• _Description of the task_:
Reproduce the entire listing word for word.

• _Input records_:
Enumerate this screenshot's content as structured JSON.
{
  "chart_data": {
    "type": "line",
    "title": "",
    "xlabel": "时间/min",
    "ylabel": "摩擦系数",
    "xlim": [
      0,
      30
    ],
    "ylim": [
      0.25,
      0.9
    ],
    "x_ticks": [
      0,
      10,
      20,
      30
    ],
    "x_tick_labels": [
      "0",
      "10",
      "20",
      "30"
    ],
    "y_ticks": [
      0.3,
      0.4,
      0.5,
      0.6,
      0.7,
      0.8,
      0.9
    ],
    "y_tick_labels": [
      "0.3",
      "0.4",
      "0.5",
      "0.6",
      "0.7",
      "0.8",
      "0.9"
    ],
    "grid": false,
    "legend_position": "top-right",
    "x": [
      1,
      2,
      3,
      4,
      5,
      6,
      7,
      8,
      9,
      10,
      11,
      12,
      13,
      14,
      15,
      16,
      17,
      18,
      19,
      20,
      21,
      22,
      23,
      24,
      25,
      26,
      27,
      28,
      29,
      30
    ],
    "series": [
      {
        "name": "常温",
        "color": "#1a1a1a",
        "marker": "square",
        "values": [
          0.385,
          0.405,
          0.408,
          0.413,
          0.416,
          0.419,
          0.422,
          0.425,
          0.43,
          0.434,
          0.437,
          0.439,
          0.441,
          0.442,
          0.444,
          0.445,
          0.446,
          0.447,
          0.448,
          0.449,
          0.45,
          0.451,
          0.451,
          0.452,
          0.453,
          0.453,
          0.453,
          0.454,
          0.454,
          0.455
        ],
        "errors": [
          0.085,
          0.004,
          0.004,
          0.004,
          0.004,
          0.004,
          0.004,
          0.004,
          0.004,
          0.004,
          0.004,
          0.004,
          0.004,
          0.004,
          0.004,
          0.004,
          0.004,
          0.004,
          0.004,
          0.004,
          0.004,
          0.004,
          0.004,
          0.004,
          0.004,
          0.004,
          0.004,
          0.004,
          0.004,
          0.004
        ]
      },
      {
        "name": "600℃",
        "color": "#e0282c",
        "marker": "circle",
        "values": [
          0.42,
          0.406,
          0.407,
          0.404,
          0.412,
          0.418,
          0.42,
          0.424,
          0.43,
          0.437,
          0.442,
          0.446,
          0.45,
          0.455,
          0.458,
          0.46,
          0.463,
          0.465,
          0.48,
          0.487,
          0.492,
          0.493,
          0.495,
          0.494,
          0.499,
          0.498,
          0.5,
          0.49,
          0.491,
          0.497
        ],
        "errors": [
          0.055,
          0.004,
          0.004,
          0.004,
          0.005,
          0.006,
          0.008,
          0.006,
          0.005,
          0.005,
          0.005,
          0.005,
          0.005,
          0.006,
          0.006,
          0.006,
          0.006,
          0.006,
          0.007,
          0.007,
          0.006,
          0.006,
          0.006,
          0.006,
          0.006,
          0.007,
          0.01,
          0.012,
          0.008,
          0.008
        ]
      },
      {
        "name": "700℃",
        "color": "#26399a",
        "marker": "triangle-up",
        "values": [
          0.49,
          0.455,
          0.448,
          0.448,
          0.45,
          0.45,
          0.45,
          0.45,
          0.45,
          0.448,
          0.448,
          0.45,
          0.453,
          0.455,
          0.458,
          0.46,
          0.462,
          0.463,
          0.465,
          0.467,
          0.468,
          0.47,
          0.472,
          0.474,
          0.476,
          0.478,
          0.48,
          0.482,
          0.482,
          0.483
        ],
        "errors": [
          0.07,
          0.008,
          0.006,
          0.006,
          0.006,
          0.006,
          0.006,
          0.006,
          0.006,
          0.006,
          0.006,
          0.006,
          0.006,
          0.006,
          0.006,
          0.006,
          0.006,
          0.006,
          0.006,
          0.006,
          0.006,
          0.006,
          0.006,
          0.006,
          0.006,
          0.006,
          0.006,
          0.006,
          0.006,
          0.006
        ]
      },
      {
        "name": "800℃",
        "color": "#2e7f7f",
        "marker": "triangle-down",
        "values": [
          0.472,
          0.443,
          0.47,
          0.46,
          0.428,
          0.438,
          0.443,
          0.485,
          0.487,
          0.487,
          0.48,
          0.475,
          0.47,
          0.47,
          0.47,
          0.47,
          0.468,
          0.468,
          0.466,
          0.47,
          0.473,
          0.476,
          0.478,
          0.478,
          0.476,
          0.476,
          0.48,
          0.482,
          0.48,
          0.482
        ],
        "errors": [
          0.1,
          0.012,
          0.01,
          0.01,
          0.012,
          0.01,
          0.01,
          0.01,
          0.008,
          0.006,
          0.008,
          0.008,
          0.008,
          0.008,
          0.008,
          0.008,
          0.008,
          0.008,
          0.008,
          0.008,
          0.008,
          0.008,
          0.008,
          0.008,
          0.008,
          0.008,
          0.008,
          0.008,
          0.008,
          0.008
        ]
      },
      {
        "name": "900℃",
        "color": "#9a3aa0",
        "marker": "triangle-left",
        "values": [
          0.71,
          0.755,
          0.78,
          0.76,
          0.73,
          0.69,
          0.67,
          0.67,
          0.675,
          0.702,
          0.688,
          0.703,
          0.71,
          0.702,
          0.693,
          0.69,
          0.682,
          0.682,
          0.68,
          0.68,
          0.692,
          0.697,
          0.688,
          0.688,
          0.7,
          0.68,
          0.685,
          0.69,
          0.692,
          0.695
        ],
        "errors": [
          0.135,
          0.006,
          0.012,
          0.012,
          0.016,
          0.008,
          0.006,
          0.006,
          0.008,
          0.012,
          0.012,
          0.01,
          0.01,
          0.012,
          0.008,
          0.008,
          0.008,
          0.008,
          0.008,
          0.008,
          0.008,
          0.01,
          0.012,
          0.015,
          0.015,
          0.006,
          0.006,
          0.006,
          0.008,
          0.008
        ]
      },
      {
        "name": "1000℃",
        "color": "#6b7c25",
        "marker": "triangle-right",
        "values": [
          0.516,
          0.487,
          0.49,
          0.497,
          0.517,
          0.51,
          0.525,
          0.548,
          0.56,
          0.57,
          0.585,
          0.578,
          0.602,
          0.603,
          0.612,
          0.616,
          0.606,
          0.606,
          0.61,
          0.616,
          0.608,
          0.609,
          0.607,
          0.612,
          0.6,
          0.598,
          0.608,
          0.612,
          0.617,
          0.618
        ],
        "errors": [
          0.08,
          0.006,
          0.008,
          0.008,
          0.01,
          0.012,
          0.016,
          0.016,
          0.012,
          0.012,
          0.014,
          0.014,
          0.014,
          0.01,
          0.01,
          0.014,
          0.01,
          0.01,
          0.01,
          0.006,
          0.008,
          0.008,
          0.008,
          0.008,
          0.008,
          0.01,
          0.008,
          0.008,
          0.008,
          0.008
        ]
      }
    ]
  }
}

• _Output of the exercise_:
Enumerate this screenshot's content as structured JSON.
{
  "chart_data": {
    "type": "line",
    "title": "",
    "xlabel": "时间/min",
    "ylabel": "摩擦系数",
    "xlim": [
      0,
      30
    ],
    "ylim": [
      0.25,
      0.9
    ],
    "x_ticks": [
      0,
      10,
      20,
      30
    ],
    "x_tick_labels": [
      "0",
      "10",
      "20",
      "30"
    ],
    "y_ticks": [
      0.3,
      0.4,
      0.5,
      0.6,
      0.7,
      0.8,
      0.9
    ],
    "y_tick_labels": [
      "0.3",
      "0.4",
      "0.5",
      "0.6",
      "0.7",
      "0.8",
      "0.9"
    ],
    "grid": false,
    "legend_position": "top-right",
    "x": [
      1,
      2,
      3,
      4,
      5,
      6,
      7,
      8,
      9,
      10,
      11,
      12,
      13,
      14,
      15,
      16,
      17,
      18,
      19,
      20,
      21,
      22,
      23,
      24,
      25,
      26,
      27,
      28,
      29,
      30
    ],
    "series": [
      {
        "name": "常温",
        "color": "#1a1a1a",
        "marker": "square",
        "values": [
          0.385,
          0.405,
          0.408,
          0.413,
          0.416,
          0.419,
          0.422,
          0.425,
          0.43,
          0.434,
          0.437,
          0.439,
          0.441,
          0.442,
          0.444,
          0.445,
          0.446,
          0.447,
          0.448,
          0.449,
          0.45,
          0.451,
          0.451,
          0.452,
          0.453,
          0.453,
          0.453,
          0.454,
          0.454,
          0.455
        ],
        "errors": [
          0.085,
          0.004,
          0.004,
          0.004,
          0.004,
          0.004,
          0.004,
          0.004,
          0.004,
          0.004,
          0.004,
          0.004,
          0.004,
          0.004,
          0.004,
          0.004,
          0.004,
          0.004,
          0.004,
          0.004,
          0.004,
          0.004,
          0.004,
          0.004,
          0.004,
          0.004,
          0.004,
          0.004,
          0.004,
          0.004
        ]
      },
      {
        "name": "600℃",
        "color": "#e0282c",
        "marker": "circle",
        "values": [
          0.42,
          0.406,
          0.407,
          0.404,
          0.412,
          0.418,
          0.42,
          0.424,
          0.43,
          0.437,
          0.442,
          0.446,
          0.45,
          0.455,
          0.458,
          0.46,
          0.463,
          0.465,
          0.48,
          0.487,
          0.492,
          0.493,
          0.495,
          0.494,
          0.499,
          0.498,
          0.5,
          0.49,
          0.491,
          0.497
        ],
        "errors": [
          0.055,
          0.004,
          0.004,
          0.004,
          0.005,
          0.006,
          0.008,
          0.006,
          0.005,
          0.005,
          0.005,
          0.005,
          0.005,
          0.006,
          0.006,
          0.006,
          0.006,
          0.006,
          0.007,
          0.007,
          0.006,
          0.006,
          0.006,
          0.006,
          0.006,
          0.007,
          0.01,
          0.012,
          0.008,
          0.008
        ]
      },
      {
        "name": "700℃",
        "color": "#26399a",
        "marker": "triangle-up",
        "values": [
          0.49,
          0.455,
          0.448,
          0.448,
          0.45,
          0.45,
          0.45,
          0.45,
          0.45,
          0.448,
          0.448,
          0.45,
          0.453,
          0.455,
          0.458,
          0.46,
          0.462,
          0.463,
          0.465,
          0.467,
          0.468,
          0.47,
          0.472,
          0.474,
          0.476,
          0.478,
          0.48,
          0.482,
          0.482,
          0.483
        ],
        "errors": [
          0.07,
          0.008,
          0.006,
          0.006,
          0.006,
          0.006,
          0.006,
          0.006,
          0.006,
          0.006,
          0.006,
          0.006,
          0.006,
          0.006,
          0.006,
          0.006,
          0.006,
          0.006,
          0.006,
          0.006,
          0.006,
          0.006,
          0.006,
          0.006,
          0.006,
          0.006,
          0.006,
          0.006,
          0.006,
          0.006
        ]
      },
      {
        "name": "800℃",
        "color": "#2e7f7f",
        "marker": "triangle-down",
        "values": [
          0.472,
          0.443,
          0.47,
          0.46,
          0.428,
          0.438,
          0.443,
          0.485,
          0.487,
          0.487,
          0.48,
          0.475,
          0.47,
          0.47,
          0.47,
          0.47,
          0.468,
          0.468,
          0.466,
          0.47,
          0.473,
          0.476,
          0.478,
          0.478,
          0.476,
          0.476,
          0.48,
          0.482,
          0.48,
          0.482
        ],
        "errors": [
          0.1,
          0.012,
          0.01,
          0.01,
          0.012,
          0.01,
          0.01,
          0.01,
          0.008,
          0.006,
          0.008,
          0.008,
          0.008,
          0.008,
          0.008,
          0.008,
          0.008,
          0.008,
          0.008,
          0.008,
          0.008,
          0.008,
          0.008,
          0.008,
          0.008,
          0.008,
          0.008,
          0.008,
          0.008,
          0.008
        ]
      },
      {
        "name": "900℃",
        "color": "#9a3aa0",
        "marker": "triangle-left",
        "values": [
          0.71,
          0.755,
          0.78,
          0.76,
          0.73,
          0.69,
          0.67,
          0.67,
          0.675,
          0.702,
          0.688,
          0.703,
          0.71,
          0.702,
          0.693,
          0.69,
          0.682,
          0.682,
          0.68,
          0.68,
          0.692,
          0.697,
          0.688,
          0.688,
          0.7,
          0.68,
          0.685,
          0.69,
          0.692,
          0.695
        ],
        "errors": [
          0.135,
          0.006,
          0.012,
          0.012,
          0.016,
          0.008,
          0.006,
          0.006,
          0.008,
          0.012,
          0.012,
          0.01,
          0.01,
          0.012,
          0.008,
          0.008,
          0.008,
          0.008,
          0.008,
          0.008,
          0.008,
          0.01,
          0.012,
          0.015,
          0.015,
          0.006,
          0.006,
          0.006,
          0.008,
          0.008
        ]
      },
      {
        "name": "1000℃",
        "color": "#6b7c25",
        "marker": "triangle-right",
        "values": [
          0.516,
          0.487,
          0.49,
          0.497,
          0.517,
          0.51,
          0.525,
          0.548,
          0.56,
          0.57,
          0.585,
          0.578,
          0.602,
          0.603,
          0.612,
          0.616,
          0.606,
          0.606,
          0.61,
          0.616,
          0.608,
          0.609,
          0.607,
          0.612,
          0.6,
          0.598,
          0.608,
          0.612,
          0.617,
          0.618
        ],
        "errors": [
          0.08,
          0.006,
          0.008,
          0.008,
          0.01,
          0.012,
          0.016,
          0.016,
          0.012,
          0.012,
          0.014,
          0.014,
          0.014,
          0.01,
          0.01,
          0.014,
          0.01,
          0.01,
          0.01,
          0.006,
          0.008,
          0.008,
          0.008,
          0.008,
          0.008,
          0.01,
          0.008,
          0.008,
          0.008,
          0.008
        ]
      }
    ]
  }
}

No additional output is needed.